**EXERCISE DETAILS**
Can you output the records below exactly as they are written?

**MATERIAL FOR THE TASK**

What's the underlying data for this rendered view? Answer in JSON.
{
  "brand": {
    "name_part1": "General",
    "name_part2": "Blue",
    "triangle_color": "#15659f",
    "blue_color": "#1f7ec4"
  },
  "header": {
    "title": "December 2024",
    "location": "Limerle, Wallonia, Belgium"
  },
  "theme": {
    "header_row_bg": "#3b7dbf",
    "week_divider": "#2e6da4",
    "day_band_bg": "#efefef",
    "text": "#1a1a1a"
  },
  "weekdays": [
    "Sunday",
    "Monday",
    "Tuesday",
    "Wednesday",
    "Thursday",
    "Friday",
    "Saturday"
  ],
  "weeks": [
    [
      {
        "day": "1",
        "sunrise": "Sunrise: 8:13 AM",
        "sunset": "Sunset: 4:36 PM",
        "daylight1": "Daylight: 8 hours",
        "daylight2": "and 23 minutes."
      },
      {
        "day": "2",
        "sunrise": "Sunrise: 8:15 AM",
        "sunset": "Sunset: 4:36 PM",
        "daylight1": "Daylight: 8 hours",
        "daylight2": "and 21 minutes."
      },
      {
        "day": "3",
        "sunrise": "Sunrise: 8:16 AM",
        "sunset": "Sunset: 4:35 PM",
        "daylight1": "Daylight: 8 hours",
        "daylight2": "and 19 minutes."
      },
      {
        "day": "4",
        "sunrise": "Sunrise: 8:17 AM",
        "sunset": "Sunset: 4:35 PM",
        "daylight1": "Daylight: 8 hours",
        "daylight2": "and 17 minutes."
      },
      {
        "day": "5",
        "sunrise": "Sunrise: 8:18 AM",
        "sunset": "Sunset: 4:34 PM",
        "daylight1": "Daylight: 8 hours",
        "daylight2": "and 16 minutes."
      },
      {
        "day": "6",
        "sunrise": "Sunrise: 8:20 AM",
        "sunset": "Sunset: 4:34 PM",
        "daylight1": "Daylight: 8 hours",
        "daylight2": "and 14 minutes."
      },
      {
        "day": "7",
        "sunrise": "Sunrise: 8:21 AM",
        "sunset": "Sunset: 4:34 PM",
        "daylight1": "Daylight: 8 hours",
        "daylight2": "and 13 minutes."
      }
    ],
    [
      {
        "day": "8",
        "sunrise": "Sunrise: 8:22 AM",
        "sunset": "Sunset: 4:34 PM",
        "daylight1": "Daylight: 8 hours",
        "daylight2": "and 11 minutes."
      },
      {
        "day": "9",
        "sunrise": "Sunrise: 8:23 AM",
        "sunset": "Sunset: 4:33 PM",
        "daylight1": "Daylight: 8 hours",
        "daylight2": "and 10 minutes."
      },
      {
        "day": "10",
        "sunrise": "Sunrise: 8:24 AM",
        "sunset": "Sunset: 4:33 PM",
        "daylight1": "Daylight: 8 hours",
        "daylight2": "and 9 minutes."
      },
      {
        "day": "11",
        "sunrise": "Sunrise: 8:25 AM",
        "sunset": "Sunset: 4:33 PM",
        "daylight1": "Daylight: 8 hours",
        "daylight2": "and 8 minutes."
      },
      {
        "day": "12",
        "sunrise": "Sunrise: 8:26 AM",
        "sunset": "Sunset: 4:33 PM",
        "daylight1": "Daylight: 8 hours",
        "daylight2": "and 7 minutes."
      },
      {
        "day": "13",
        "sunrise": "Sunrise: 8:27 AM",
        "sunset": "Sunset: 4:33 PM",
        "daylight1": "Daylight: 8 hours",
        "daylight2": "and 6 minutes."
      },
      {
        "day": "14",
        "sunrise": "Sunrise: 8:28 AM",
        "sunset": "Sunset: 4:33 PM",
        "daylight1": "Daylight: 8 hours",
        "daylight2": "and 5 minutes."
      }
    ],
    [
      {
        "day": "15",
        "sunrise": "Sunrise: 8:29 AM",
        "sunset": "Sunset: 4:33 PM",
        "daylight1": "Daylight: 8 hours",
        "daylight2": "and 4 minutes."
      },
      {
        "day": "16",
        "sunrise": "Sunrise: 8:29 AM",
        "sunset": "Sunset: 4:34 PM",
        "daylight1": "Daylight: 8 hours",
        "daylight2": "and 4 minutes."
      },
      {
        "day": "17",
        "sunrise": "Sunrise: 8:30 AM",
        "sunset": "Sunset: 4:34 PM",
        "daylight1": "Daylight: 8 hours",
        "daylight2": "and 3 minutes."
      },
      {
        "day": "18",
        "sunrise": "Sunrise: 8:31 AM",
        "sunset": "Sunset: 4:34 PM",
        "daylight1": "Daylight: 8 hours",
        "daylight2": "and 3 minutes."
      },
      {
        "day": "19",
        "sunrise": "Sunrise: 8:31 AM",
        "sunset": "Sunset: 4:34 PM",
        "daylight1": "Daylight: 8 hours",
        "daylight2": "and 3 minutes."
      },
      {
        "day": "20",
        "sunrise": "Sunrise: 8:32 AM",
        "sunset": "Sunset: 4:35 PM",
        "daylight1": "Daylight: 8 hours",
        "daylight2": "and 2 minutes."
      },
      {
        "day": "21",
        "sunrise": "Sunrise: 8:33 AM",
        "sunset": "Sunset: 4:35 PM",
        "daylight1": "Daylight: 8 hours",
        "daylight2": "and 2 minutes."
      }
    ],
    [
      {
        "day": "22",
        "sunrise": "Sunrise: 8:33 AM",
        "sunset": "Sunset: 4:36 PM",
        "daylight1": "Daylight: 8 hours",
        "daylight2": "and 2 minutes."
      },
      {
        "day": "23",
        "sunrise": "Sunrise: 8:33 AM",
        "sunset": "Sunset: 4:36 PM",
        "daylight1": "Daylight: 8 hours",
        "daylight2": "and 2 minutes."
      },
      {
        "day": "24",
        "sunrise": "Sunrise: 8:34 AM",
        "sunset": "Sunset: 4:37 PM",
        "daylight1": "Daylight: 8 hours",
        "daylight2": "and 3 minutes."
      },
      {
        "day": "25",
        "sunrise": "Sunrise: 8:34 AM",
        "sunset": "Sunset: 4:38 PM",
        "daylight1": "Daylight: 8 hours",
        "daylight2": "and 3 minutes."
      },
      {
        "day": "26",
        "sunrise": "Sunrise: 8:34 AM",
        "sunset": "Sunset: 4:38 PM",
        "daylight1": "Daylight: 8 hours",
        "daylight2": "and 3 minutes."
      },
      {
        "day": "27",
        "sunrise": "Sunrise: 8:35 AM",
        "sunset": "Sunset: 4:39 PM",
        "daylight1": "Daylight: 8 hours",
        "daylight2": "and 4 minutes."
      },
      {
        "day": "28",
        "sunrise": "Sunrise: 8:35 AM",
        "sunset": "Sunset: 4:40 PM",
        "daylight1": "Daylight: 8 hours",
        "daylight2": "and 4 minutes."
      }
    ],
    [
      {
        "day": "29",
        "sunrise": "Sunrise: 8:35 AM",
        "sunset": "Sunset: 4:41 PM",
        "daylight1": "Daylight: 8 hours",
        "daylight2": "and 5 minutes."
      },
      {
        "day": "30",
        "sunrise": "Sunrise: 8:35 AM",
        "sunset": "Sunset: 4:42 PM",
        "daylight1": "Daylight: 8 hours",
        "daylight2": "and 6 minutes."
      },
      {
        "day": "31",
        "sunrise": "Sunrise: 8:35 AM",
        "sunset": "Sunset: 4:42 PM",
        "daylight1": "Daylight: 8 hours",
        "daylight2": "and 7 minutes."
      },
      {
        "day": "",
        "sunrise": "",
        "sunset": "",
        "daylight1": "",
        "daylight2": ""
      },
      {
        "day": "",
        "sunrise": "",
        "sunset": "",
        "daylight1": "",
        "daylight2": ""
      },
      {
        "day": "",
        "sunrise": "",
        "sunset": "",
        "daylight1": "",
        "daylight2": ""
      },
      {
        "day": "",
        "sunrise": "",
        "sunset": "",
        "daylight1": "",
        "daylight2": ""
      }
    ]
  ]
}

**ANSWER**
What's the underlying data for this rendered view? Answer in JSON.
{
  "brand": {
    "name_part1": "General",
    "name_part2": "Blue",
    "triangle_color": "#15659f",
    "blue_color": "#1f7ec4"
  },
  "header": {
    "title": "December 2024",
    "location": "Limerle, Wallonia, Belgium"
  },
  "theme": {
    "header_row_bg": "#3b7dbf",
    "week_divider": "#2e6da4",
    "day_band_bg": "#efefef",
    "text": "#1a1a1a"
  },
  "weekdays": [
    "Sunday",
    "Monday",
    "Tuesday",
    "Wednesday",
    "Thursday",
    "Friday",
    "Saturday"
  ],
  "weeks": [
    [
      {
        "day": "1",
        "sunrise": "Sunrise: 8:13 AM",
        "sunset": "Sunset: 4:36 PM",
        "daylight1": "Daylight: 8 hours",
        "daylight2": "and 23 minutes."
      },
      {
        "day": "2",
        "sunrise": "Sunrise: 8:15 AM",
        "sunset": "Sunset: 4:36 PM",
        "daylight1": "Daylight: 8 hours",
        "daylight2": "and 21 minutes."
      },
      {
        "day": "3",
        "sunrise": "Sunrise: 8:16 AM",
        "sunset": "Sunset: 4:35 PM",
        "daylight1": "Daylight: 8 hours",
        "daylight2": "and 19 minutes."
      },
      {
        "day": "4",
        "sunrise": "Sunrise: 8:17 AM",
        "sunset": "Sunset: 4:35 PM",
        "daylight1": "Daylight: 8 hours",
        "daylight2": "and 17 minutes."
      },
      {
        "day": "5",
        "sunrise": "Sunrise: 8:18 AM",
        "sunset": "Sunset: 4:34 PM",
        "daylight1": "Daylight: 8 hours",
        "daylight2": "and 16 minutes."
      },
      {
        "day": "6",
        "sunrise": "Sunrise: 8:20 AM",
        "sunset": "Sunset: 4:34 PM",
        "daylight1": "Daylight: 8 hours",
        "daylight2": "and 14 minutes."
      },
      {
        "day": "7",
        "sunrise": "Sunrise: 8:21 AM",
        "sunset": "Sunset: 4:34 PM",
        "daylight1": "Daylight: 8 hours",
        "daylight2": "and 13 minutes."
      }
    ],
    [
      {
        "day": "8",
        "sunrise": "Sunrise: 8:22 AM",
        "sunset": "Sunset: 4:34 PM",
        "daylight1": "Daylight: 8 hours",
        "daylight2": "and 11 minutes."
      },
      {
        "day": "9",
        "sunrise": "Sunrise: 8:23 AM",
        "sunset": "Sunset: 4:33 PM",
        "daylight1": "Daylight: 8 hours",
        "daylight2": "and 10 minutes."
      },
      {
        "day": "10",
        "sunrise": "Sunrise: 8:24 AM",
        "sunset": "Sunset: 4:33 PM",
        "daylight1": "Daylight: 8 hours",
        "daylight2": "and 9 minutes."
      },
      {
        "day": "11",
        "sunrise": "Sunrise: 8:25 AM",
        "sunset": "Sunset: 4:33 PM",
        "daylight1": "Daylight: 8 hours",
        "daylight2": "and 8 minutes."
      },
      {
        "day": "12",
        "sunrise": "Sunrise: 8:26 AM",
        "sunset": "Sunset: 4:33 PM",
        "daylight1": "Daylight: 8 hours",
        "daylight2": "and 7 minutes."
      },
      {
        "day": "13",
        "sunrise": "Sunrise: 8:27 AM",
        "sunset": "Sunset: 4:33 PM",
        "daylight1": "Daylight: 8 hours",
        "daylight2": "and 6 minutes."
      },
      {
        "day": "14",
        "sunrise": "Sunrise: 8:28 AM",
        "sunset": "Sunset: 4:33 PM",
        "daylight1": "Daylight: 8 hours",
        "daylight2": "and 5 minutes."
      }
    ],
    [
      {
        "day": "15",
        "sunrise": "Sunrise: 8:29 AM",
        "sunset": "Sunset: 4:33 PM",
        "daylight1": "Daylight: 8 hours",
        "daylight2": "and 4 minutes."
      },
      {
        "day": "16",
        "sunrise": "Sunrise: 8:29 AM",
        "sunset": "Sunset: 4:34 PM",
        "daylight1": "Daylight: 8 hours",
        "daylight2": "and 4 minutes."
      },
      {
        "day": "17",
        "sunrise": "Sunrise: 8:30 AM",
        "sunset": "Sunset: 4:34 PM",
        "daylight1": "Daylight: 8 hours",
        "daylight2": "and 3 minutes."
      },
      {
        "day": "18",
        "sunrise": "Sunrise: 8:31 AM",
        "sunset": "Sunset: 4:34 PM",
        "daylight1": "Daylight: 8 hours",
        "daylight2": "and 3 minutes."
      },
      {
        "day": "19",
        "sunrise": "Sunrise: 8:31 AM",
        "sunset": "Sunset: 4:34 PM",
        "daylight1": "Daylight: 8 hours",
        "daylight2": "and 3 minutes."
      },
      {
        "day": "20",
        "sunrise": "Sunrise: 8:32 AM",
        "sunset": "Sunset: 4:35 PM",
        "daylight1": "Daylight: 8 hours",
        "daylight2": "and 2 minutes."
      },
      {
        "day": "21",
        "sunrise": "Sunrise: 8:33 AM",
        "sunset": "Sunset: 4:35 PM",
        "daylight1": "Daylight: 8 hours",
        "daylight2": "and 2 minutes."
      }
    ],
    [
      {
        "day": "22",
        "sunrise": "Sunrise: 8:33 AM",
        "sunset": "Sunset: 4:36 PM",
        "daylight1": "Daylight: 8 hours",
        "daylight2": "and 2 minutes."
      },
      {
        "day": "23",
        "sunrise": "Sunrise: 8:33 AM",
        "sunset": "Sunset: 4:36 PM",
        "daylight1": "Daylight: 8 hours",
        "daylight2": "and 2 minutes."
      },
      {
        "day": "24",
        "sunrise": "Sunrise: 8:34 AM",
        "sunset": "Sunset: 4:37 PM",
        "daylight1": "Daylight: 8 hours",
        "daylight2": "and 3 minutes."
      },
      {
        "day": "25",
        "sunrise": "Sunrise: 8:34 AM",
        "sunset": "Sunset: 4:38 PM",
        "daylight1": "Daylight: 8 hours",
        "daylight2": "and 3 minutes."
      },
      {
        "day": "26",
        "sunrise": "Sunrise: 8:34 AM",
        "sunset": "Sunset: 4:38 PM",
        "daylight1": "Daylight: 8 hours",
        "daylight2": "and 3 minutes."
      },
      {
        "day": "27",
        "sunrise": "Sunrise: 8:35 AM",
        "sunset": "Sunset: 4:39 PM",
        "daylight1": "Daylight: 8 hours",
        "daylight2": "and 4 minutes."
      },
      {
        "day": "28",
        "sunrise": "Sunrise: 8:35 AM",
        "sunset": "Sunset: 4:40 PM",
        "daylight1": "Daylight: 8 hours",
        "daylight2": "and 4 minutes."
      }
    ],
    [
      {
        "day": "29",
        "sunrise": "Sunrise: 8:35 AM",
        "sunset": "Sunset: 4:41 PM",
        "daylight1": "Daylight: 8 hours",
        "daylight2": "and 5 minutes."
      },
      {
        "day": "30",
        "sunrise": "Sunrise: 8:35 AM",
        "sunset": "Sunset: 4:42 PM",
        "daylight1": "Daylight: 8 hours",
        "daylight2": "and 6 minutes."
      },
      {
        "day": "31",
        "sunrise": "Sunrise: 8:35 AM",
        "sunset": "Sunset: 4:42 PM",
        "daylight1": "Daylight: 8 hours",
        "daylight2": "and 7 minutes."
      },
      {
        "day": "",
        "sunrise": "",
        "sunset": "",
        "daylight1": "",
        "daylight2": ""
      },
      {
        "day": "",
        "sunrise": "",
        "sunset": "",
        "daylight1": "",
        "daylight2": ""
      },
      {
        "day": "",
        "sunrise": "",
        "sunset": "",
        "daylight1": "",
        "daylight2": ""
      },
      {
        "day": "",
        "sunrise": "",
        "sunset": "",
        "daylight1": "",
        "daylight2": ""
      }
    ]
  ]
}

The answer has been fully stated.